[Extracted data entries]
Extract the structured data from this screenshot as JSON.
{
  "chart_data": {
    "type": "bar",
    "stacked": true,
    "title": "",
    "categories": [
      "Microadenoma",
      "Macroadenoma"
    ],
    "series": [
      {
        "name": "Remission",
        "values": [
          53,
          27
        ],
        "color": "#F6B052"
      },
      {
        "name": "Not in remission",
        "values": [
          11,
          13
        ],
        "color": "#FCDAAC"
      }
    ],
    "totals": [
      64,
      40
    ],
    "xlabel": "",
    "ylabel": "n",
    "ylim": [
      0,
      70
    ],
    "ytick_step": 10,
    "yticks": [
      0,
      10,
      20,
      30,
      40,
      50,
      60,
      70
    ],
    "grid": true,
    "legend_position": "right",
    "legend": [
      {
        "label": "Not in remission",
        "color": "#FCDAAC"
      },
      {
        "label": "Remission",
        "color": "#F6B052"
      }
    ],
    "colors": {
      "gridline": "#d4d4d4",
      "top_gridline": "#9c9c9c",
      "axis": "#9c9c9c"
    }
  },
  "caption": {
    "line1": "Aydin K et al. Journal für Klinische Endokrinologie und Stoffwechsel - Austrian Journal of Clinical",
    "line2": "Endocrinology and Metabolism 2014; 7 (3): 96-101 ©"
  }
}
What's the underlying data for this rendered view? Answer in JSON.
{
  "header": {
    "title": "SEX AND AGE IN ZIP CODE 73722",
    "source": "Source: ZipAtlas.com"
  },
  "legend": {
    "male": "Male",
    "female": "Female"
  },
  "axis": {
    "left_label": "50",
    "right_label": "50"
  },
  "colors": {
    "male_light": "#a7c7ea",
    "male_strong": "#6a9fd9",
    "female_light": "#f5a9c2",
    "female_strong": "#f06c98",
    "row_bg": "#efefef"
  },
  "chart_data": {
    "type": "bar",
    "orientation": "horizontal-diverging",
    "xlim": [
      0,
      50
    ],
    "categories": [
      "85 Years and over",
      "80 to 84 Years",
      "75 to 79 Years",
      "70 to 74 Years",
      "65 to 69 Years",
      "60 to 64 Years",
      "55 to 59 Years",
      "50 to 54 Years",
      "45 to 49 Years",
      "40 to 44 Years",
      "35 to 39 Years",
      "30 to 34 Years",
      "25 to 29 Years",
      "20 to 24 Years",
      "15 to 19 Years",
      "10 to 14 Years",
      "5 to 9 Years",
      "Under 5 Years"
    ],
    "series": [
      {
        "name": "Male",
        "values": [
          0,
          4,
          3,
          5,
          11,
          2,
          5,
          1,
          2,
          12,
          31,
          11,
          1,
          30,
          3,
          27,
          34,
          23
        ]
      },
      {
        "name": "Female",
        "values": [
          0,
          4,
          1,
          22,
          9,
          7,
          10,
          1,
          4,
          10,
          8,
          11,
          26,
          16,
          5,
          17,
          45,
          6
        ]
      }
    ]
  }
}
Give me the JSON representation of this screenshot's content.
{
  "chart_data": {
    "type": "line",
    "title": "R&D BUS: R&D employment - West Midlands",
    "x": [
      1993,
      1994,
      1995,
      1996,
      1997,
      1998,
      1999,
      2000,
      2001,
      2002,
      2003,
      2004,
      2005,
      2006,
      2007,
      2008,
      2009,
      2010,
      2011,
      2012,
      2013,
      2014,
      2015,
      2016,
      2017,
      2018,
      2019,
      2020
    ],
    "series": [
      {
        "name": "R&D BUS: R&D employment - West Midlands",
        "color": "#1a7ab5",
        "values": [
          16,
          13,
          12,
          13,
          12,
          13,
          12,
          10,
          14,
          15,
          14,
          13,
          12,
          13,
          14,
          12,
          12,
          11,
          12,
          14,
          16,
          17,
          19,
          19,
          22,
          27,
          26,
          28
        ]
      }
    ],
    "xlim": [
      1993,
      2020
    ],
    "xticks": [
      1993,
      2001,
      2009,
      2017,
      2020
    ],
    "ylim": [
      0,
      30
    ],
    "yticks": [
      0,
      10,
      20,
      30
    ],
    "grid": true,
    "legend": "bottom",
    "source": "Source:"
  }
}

▶ WHAT THE EXERCISE ASKS
Each line of the material should be echoed exactly.

▶ SOLUTION FOR THIS TASK
Extract the structured data from this screenshot as JSON.
{
  "chart_data": {
    "type": "bar",
    "stacked": true,
    "title": "",
    "categories": [
      "Microadenoma",
      "Macroadenoma"
    ],
    "series": [
      {
        "name": "Remission",
        "values": [
          53,
          27
        ],
        "color": "#F6B052"
      },
      {
        "name": "Not in remission",
        "values": [
          11,
          13
        ],
        "color": "#FCDAAC"
      }
    ],
    "totals": [
      64,
      40
    ],
    "xlabel": "",
    "ylabel": "n",
    "ylim": [
      0,
      70
    ],
    "ytick_step": 10,
    "yticks": [
      0,
      10,
      20,
      30,
      40,
      50,
      60,
      70
    ],
    "grid": true,
    "legend_position": "right",
    "legend": [
      {
        "label": "Not in remission",
        "color": "#FCDAAC"
      },
      {
        "label": "Remission",
        "color": "#F6B052"
      }
    ],
    "colors": {
      "gridline": "#d4d4d4",
      "top_gridline": "#9c9c9c",
      "axis": "#9c9c9c"
    }
  },
  "caption": {
    "line1": "Aydin K et al. Journal für Klinische Endokrinologie und Stoffwechsel - Austrian Journal of Clinical",
    "line2": "Endocrinology and Metabolism 2014; 7 (3): 96-101 ©"
  }
}
What's the underlying data for this rendered view? Answer in JSON.
{
  "header": {
    "title": "SEX AND AGE IN ZIP CODE 73722",
    "source": "Source: ZipAtlas.com"
  },
  "legend": {
    "male": "Male",
    "female": "Female"
  },
  "axis": {
    "left_label": "50",
    "right_label": "50"
  },
  "colors": {
    "male_light": "#a7c7ea",
    "male_strong": "#6a9fd9",
    "female_light": "#f5a9c2",
    "female_strong": "#f06c98",
    "row_bg": "#efefef"
  },
  "chart_data": {
    "type": "bar",
    "orientation": "horizontal-diverging",
    "xlim": [
      0,
      50
    ],
    "categories": [
      "85 Years and over",
      "80 to 84 Years",
      "75 to 79 Years",
      "70 to 74 Years",
      "65 to 69 Years",
      "60 to 64 Years",
      "55 to 59 Years",
      "50 to 54 Years",
      "45 to 49 Years",
      "40 to 44 Years",
      "35 to 39 Years",
      "30 to 34 Years",
      "25 to 29 Years",
      "20 to 24 Years",
      "15 to 19 Years",
      "10 to 14 Years",
      "5 to 9 Years",
      "Under 5 Years"
    ],
    "series": [
      {
        "name": "Male",
        "values": [
          0,
          4,
          3,
          5,
          11,
          2,
          5,
          1,
          2,
          12,
          31,
          11,
          1,
          30,
          3,
          27,
          34,
          23
        ]
      },
      {
        "name": "Female",
        "values": [
          0,
          4,
          1,
          22,
          9,
          7,
          10,
          1,
          4,
          10,
          8,
          11,
          26,
          16,
          5,
          17,
          45,
          6
        ]
      }
    ]
  }
}
Give me the JSON representation of this screenshot's content.
{
  "chart_data": {
    "type": "line",
    "title": "R&D BUS: R&D employment - West Midlands",
    "x": [
      1993,
      1994,
      1995,
      1996,
      1997,
      1998,
      1999,
      2000,
      2001,
      2002,
      2003,
      2004,
      2005,
      2006,
      2007,
      2008,
      2009,
      2010,
      2011,
      2012,
      2013,
      2014,
      2015,
      2016,
      2017,
      2018,
      2019,
      2020
    ],
    "series": [
      {
        "name": "R&D BUS: R&D employment - West Midlands",
        "color": "#1a7ab5",
        "values": [
          16,
          13,
          12,
          13,
          12,
          13,
          12,
          10,
          14,
          15,
          14,
          13,
          12,
          13,
          14,
          12,
          12,
          11,
          12,
          14,
          16,
          17,
          19,
          19,
          22,
          27,
          26,
          28
        ]
      }
    ],
    "xlim": [
      1993,
      2020
    ],
    "xticks": [
      1993,
      2001,
      2009,
      2017,
      2020
    ],
    "ylim": [
      0,
      30
    ],
    "yticks": [
      0,
      10,
      20,
      30
    ],
    "grid": true,
    "legend": "bottom",
    "source": "Source:"
  }
}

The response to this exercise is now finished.